● **What the task asks**
Format the stretch of the data from the line containing "445, 119, 457]" through the line containing "day-cell-7[interactable]: 7 Sunrise: 5:14" as a numbered list, leaving out any blank lines.

# start of Records for processing

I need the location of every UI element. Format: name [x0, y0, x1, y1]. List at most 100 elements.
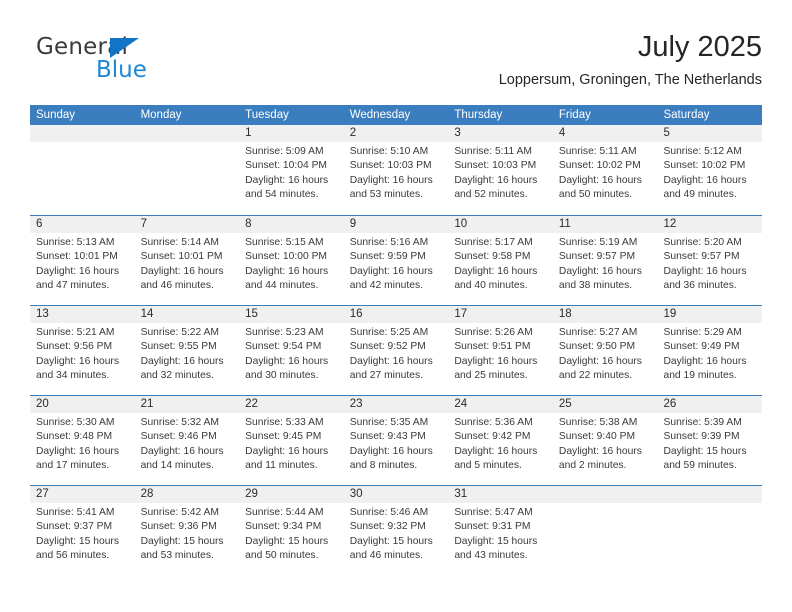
daylight-line-1: Daylight: 16 hours	[36, 445, 119, 457]
sunset-line: Sunset: 10:01 PM	[36, 251, 118, 263]
daylight-line-2: and 25 minutes.	[454, 369, 528, 381]
sunrise-line: Sunrise: 5:35 AM	[349, 417, 429, 428]
day-cell-15[interactable]: 15 Sunrise: 5:23 AM Sunset: 9:54 PM Dayligh…	[239, 306, 344, 395]
day-cell-13[interactable]: 13 Sunrise: 5:21 AM Sunset: 9:56 PM Dayligh…	[30, 306, 135, 395]
day-cell-8[interactable]: 8 Sunrise: 5:15 AM Sunset: 10:00 PM Dayligh…	[239, 216, 344, 305]
daylight-line-1: Daylight: 15 hours	[663, 445, 747, 457]
daylight-line-1: Daylight: 16 hours	[349, 265, 433, 277]
day-cell-10[interactable]: 10 Sunrise: 5:17 AM Sunset: 9:58 PM Dayligh…	[448, 216, 553, 305]
sunrise-line: Sunrise: 5:20 AM	[663, 237, 742, 248]
sunrise-line: Sunrise: 5:11 AM	[454, 146, 532, 157]
day-cell-21[interactable]: 21 Sunrise: 5:32 AM Sunset: 9:46 PM Dayligh…	[134, 396, 240, 485]
day-number-band: 29	[239, 486, 344, 503]
day-number-band: 15	[239, 306, 344, 323]
day-number: 19	[663, 308, 677, 320]
day-number: 31	[454, 488, 468, 500]
day-details: Sunrise: 5:46 AM Sunset: 9:32 PM Daylight:…	[344, 503, 449, 563]
day-cell-14[interactable]: 14 Sunrise: 5:22 AM Sunset: 9:55 PM Dayligh…	[134, 306, 240, 395]
daylight-line-1: Daylight: 15 hours	[245, 535, 329, 547]
day-details: Sunrise: 5:41 AM Sunset: 9:37 PM Daylight:…	[30, 503, 135, 563]
day-number: 13	[36, 308, 49, 320]
day-details: Sunrise: 5:21 AM Sunset: 9:56 PM Daylight:…	[30, 323, 135, 383]
day-cell-24[interactable]: 24 Sunrise: 5:36 AM Sunset: 9:42 PM Dayligh…	[448, 396, 553, 485]
day-cell-3[interactable]: 3 Sunrise: 5:11 AM Sunset: 10:03 PM Dayligh…	[448, 125, 553, 215]
day-cell-7[interactable]: 7 Sunrise: 5:14 AM Sunset: 10:01 PM Dayligh…	[134, 216, 240, 305]
weekday-header-tuesday: Tuesday	[245, 109, 289, 121]
day-cell-1[interactable]: 1 Sunrise: 5:09 AM Sunset: 10:04 PM Dayligh…	[239, 125, 344, 215]
day-number-band: 23	[343, 396, 449, 413]
daylight-line-2: and 50 minutes.	[245, 549, 319, 561]
logo-text-blue: Blue	[96, 57, 147, 83]
daylight-line-2: and 22 minutes.	[558, 369, 633, 381]
day-number-band: 26	[657, 396, 763, 413]
sunset-line: Sunset: 9:57 PM	[558, 251, 636, 263]
sunset-line: Sunset: 9:31 PM	[454, 521, 531, 533]
day-number-band: 8	[239, 216, 344, 233]
day-cell-4[interactable]: 4 Sunrise: 5:11 AM Sunset: 10:02 PM Dayligh…	[552, 125, 658, 215]
sunrise-line: Sunrise: 5:47 AM	[454, 507, 533, 518]
sunset-line: Sunset: 9:52 PM	[349, 341, 426, 353]
sunset-line: Sunset: 9:54 PM	[245, 341, 322, 353]
day-number: 2	[349, 127, 357, 139]
day-number-band: 2	[343, 125, 449, 142]
day-cell-16[interactable]: 16 Sunrise: 5:25 AM Sunset: 9:52 PM Dayligh…	[343, 306, 449, 395]
sunset-line: Sunset: 9:50 PM	[558, 341, 636, 353]
logo-triangle-icon	[110, 38, 139, 58]
daylight-line-1: Daylight: 16 hours	[663, 355, 747, 367]
day-number-band: 13	[30, 306, 135, 323]
day-number-band: 20	[30, 396, 135, 413]
weekday-header-friday: Friday	[558, 109, 591, 121]
sunrise-line: Sunrise: 5:33 AM	[245, 417, 324, 428]
day-cell-20[interactable]: 20 Sunrise: 5:30 AM Sunset: 9:48 PM Dayligh…	[30, 396, 135, 485]
day-cell-empty	[134, 125, 240, 215]
page-title: July 2025	[637, 31, 762, 63]
sunrise-line: Sunrise: 5:38 AM	[558, 417, 638, 428]
daylight-line-2: and 19 minutes.	[663, 369, 737, 381]
sunrise-line: Sunrise: 5:10 AM	[349, 146, 429, 157]
day-cell-11[interactable]: 11 Sunrise: 5:19 AM Sunset: 9:57 PM Dayligh…	[552, 216, 658, 305]
day-number: 18	[558, 308, 572, 320]
general-blue-logo[interactable]: General Blue	[36, 34, 186, 92]
day-details: Sunrise: 5:36 AM Sunset: 9:42 PM Daylight:…	[448, 413, 553, 473]
day-cell-6[interactable]: 6 Sunrise: 5:13 AM Sunset: 10:01 PM Dayligh…	[30, 216, 135, 305]
sunset-line: Sunset: 10:04 PM	[245, 160, 328, 172]
day-details: Sunrise: 5:11 AM Sunset: 10:02 PM Daylight…	[553, 142, 658, 202]
day-number-band: 30	[343, 486, 449, 503]
day-cell-12[interactable]: 12 Sunrise: 5:20 AM Sunset: 9:57 PM Dayligh…	[657, 216, 763, 305]
daylight-line-2: and 46 minutes.	[140, 279, 214, 291]
sunrise-line: Sunrise: 5:42 AM	[140, 507, 219, 518]
day-cell-17[interactable]: 17 Sunrise: 5:26 AM Sunset: 9:51 PM Dayligh…	[448, 306, 553, 395]
day-cell-26[interactable]: 26 Sunrise: 5:39 AM Sunset: 9:39 PM Dayligh…	[657, 396, 763, 485]
day-cell-empty	[30, 125, 135, 215]
sunrise-line: Sunrise: 5:17 AM	[454, 237, 533, 248]
day-cell-19[interactable]: 19 Sunrise: 5:29 AM Sunset: 9:49 PM Dayligh…	[657, 306, 763, 395]
day-number-band	[134, 125, 240, 142]
day-number-band: 7	[134, 216, 240, 233]
sunrise-line: Sunrise: 5:44 AM	[245, 507, 324, 518]
day-cell-29[interactable]: 29 Sunrise: 5:44 AM Sunset: 9:34 PM Dayligh…	[239, 486, 344, 575]
day-number: 21	[140, 398, 154, 410]
day-cell-5[interactable]: 5 Sunrise: 5:12 AM Sunset: 10:02 PM Dayligh…	[657, 125, 763, 215]
day-number: 11	[558, 218, 571, 230]
day-details: Sunrise: 5:30 AM Sunset: 9:48 PM Daylight:…	[30, 413, 135, 473]
day-number-band: 21	[134, 396, 240, 413]
day-cell-2[interactable]: 2 Sunrise: 5:10 AM Sunset: 10:03 PM Dayligh…	[343, 125, 449, 215]
daylight-line-2: and 47 minutes.	[36, 279, 110, 291]
day-cell-28[interactable]: 28 Sunrise: 5:42 AM Sunset: 9:36 PM Dayligh…	[134, 486, 240, 575]
day-cell-23[interactable]: 23 Sunrise: 5:35 AM Sunset: 9:43 PM Dayligh…	[343, 396, 449, 485]
daylight-line-2: and 53 minutes.	[140, 549, 214, 561]
day-number-band: 22	[239, 396, 344, 413]
weekday-header-monday: Monday	[140, 109, 182, 121]
day-details: Sunrise: 5:09 AM Sunset: 10:04 PM Daylight…	[239, 142, 344, 202]
day-cell-25[interactable]: 25 Sunrise: 5:38 AM Sunset: 9:40 PM Dayligh…	[552, 396, 658, 485]
day-cell-31[interactable]: 31 Sunrise: 5:47 AM Sunset: 9:31 PM Dayligh…	[448, 486, 553, 575]
day-cell-9[interactable]: 9 Sunrise: 5:16 AM Sunset: 9:59 PM Daylight…	[343, 216, 449, 305]
day-cell-18[interactable]: 18 Sunrise: 5:27 AM Sunset: 9:50 PM Dayligh…	[552, 306, 658, 395]
day-cell-22[interactable]: 22 Sunrise: 5:33 AM Sunset: 9:45 PM Dayligh…	[239, 396, 344, 485]
day-number: 12	[663, 218, 677, 230]
day-number: 25	[558, 398, 572, 410]
sunrise-line: Sunrise: 5:12 AM	[663, 146, 742, 157]
day-number: 28	[140, 488, 154, 500]
day-cell-30[interactable]: 30 Sunrise: 5:46 AM Sunset: 9:32 PM Dayligh…	[343, 486, 449, 575]
day-cell-27[interactable]: 27 Sunrise: 5:41 AM Sunset: 9:37 PM Dayligh…	[30, 486, 135, 575]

# end of Records for processing

● **Worked answer**
1. daylight-line-1: Daylight: 16 hours	[36, 445, 119, 457]
2. sunset-line: Sunset: 10:01 PM	[36, 251, 118, 263]
3. daylight-line-2: and 25 minutes.	[454, 369, 528, 381]
4. sunrise-line: Sunrise: 5:35 AM	[349, 417, 429, 428]
5. day-cell-15[interactable]: 15 Sunrise: 5:23 AM Sunset: 9:54 PM Dayligh…	[239, 306, 344, 395]
6. day-cell-13[interactable]: 13 Sunrise: 5:21 AM Sunset: 9:56 PM Dayligh…	[30, 306, 135, 395]
7. day-cell-8[interactable]: 8 Sunrise: 5:15 AM Sunset: 10:00 PM Dayligh…	[239, 216, 344, 305]
8. daylight-line-1: Daylight: 15 hours	[663, 445, 747, 457]
9. daylight-line-1: Daylight: 16 hours	[349, 265, 433, 277]
10. day-cell-10[interactable]: 10 Sunrise: 5:17 AM Sunset: 9:58 PM Dayligh…	[448, 216, 553, 305]
11. sunrise-line: Sunrise: 5:20 AM	[663, 237, 742, 248]
12. sunrise-line: Sunrise: 5:11 AM	[454, 146, 532, 157]
13. day-cell-21[interactable]: 21 Sunrise: 5:32 AM Sunset: 9:46 PM Dayligh…	[134, 396, 240, 485]
14. day-number-band: 29	[239, 486, 344, 503]
15. day-number-band: 15	[239, 306, 344, 323]
16. day-number: 19	[663, 308, 677, 320]
17. day-number: 31	[454, 488, 468, 500]
18. day-details: Sunrise: 5:46 AM Sunset: 9:32 PM Daylight:…	[344, 503, 449, 563]
19. day-cell-14[interactable]: 14 Sunrise: 5:22 AM Sunset: 9:55 PM Dayligh…	[134, 306, 240, 395]
20. daylight-line-1: Daylight: 15 hours	[245, 535, 329, 547]
21. day-details: Sunrise: 5:41 AM Sunset: 9:37 PM Daylight:…	[30, 503, 135, 563]
22. day-number: 13	[36, 308, 49, 320]
23. day-details: Sunrise: 5:21 AM Sunset: 9:56 PM Daylight:…	[30, 323, 135, 383]
24. day-cell-24[interactable]: 24 Sunrise: 5:36 AM Sunset: 9:42 PM Dayligh…	[448, 396, 553, 485]
25. day-cell-3[interactable]: 3 Sunrise: 5:11 AM Sunset: 10:03 PM Dayligh…	[448, 125, 553, 215]
26. day-cell-7[interactable]: 7 Sunrise: 5:14 AM Sunset: 10:01 PM Dayligh…	[134, 216, 240, 305]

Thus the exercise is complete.